§ **Task description**
Copy the records below exactly, leaving out every picture.

(Stored data entries)
^^^^^^^^

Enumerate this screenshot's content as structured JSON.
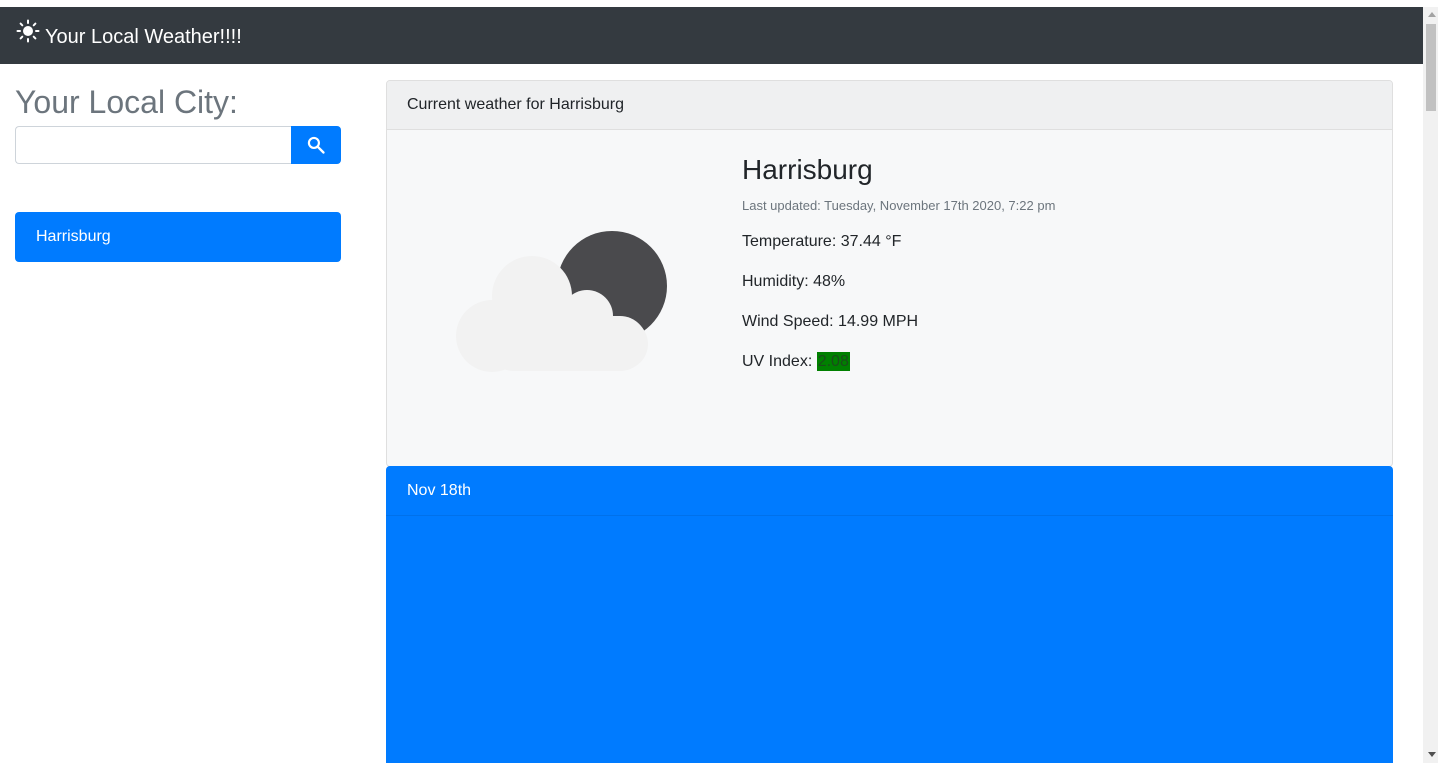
{
  "navbar": {
    "title": "Your Local Weather!!!!",
    "icon": "sun-icon"
  },
  "sidebar": {
    "title": "Your Local City:",
    "search": {
      "value": "",
      "placeholder": "",
      "button_icon": "search-icon"
    },
    "history": [
      {
        "label": "Harrisburg"
      }
    ]
  },
  "current": {
    "header": "Current weather for Harrisburg",
    "city": "Harrisburg",
    "last_updated": "Last updated: Tuesday, November 17th 2020, 7:22 pm",
    "temperature": "Temperature: 37.44 °F",
    "humidity": "Humidity: 48%",
    "wind": "Wind Speed: 14.99 MPH",
    "uv_label": "UV Index: ",
    "uv_value": "2.08",
    "icon": "partly-cloudy-night-icon"
  },
  "forecast": {
    "header": "Nov 18th"
  },
  "colors": {
    "navbar": "#343a40",
    "primary": "#007bff",
    "uv_low": "#008000"
  }
}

^^^^^^^^

§ **Finished exercise**
Enumerate this screenshot's content as structured JSON.
{
  "navbar": {
    "title": "Your Local Weather!!!!",
    "icon": "sun-icon"
  },
  "sidebar": {
    "title": "Your Local City:",
    "search": {
      "value": "",
      "placeholder": "",
      "button_icon": "search-icon"
    },
    "history": [
      {
        "label": "Harrisburg"
      }
    ]
  },
  "current": {
    "header": "Current weather for Harrisburg",
    "city": "Harrisburg",
    "last_updated": "Last updated: Tuesday, November 17th 2020, 7:22 pm",
    "temperature": "Temperature: 37.44 °F",
    "humidity": "Humidity: 48%",
    "wind": "Wind Speed: 14.99 MPH",
    "uv_label": "UV Index: ",
    "uv_value": "2.08",
    "icon": "partly-cloudy-night-icon"
  },
  "forecast": {
    "header": "Nov 18th"
  },
  "colors": {
    "navbar": "#343a40",
    "primary": "#007bff",
    "uv_low": "#008000"
  }
}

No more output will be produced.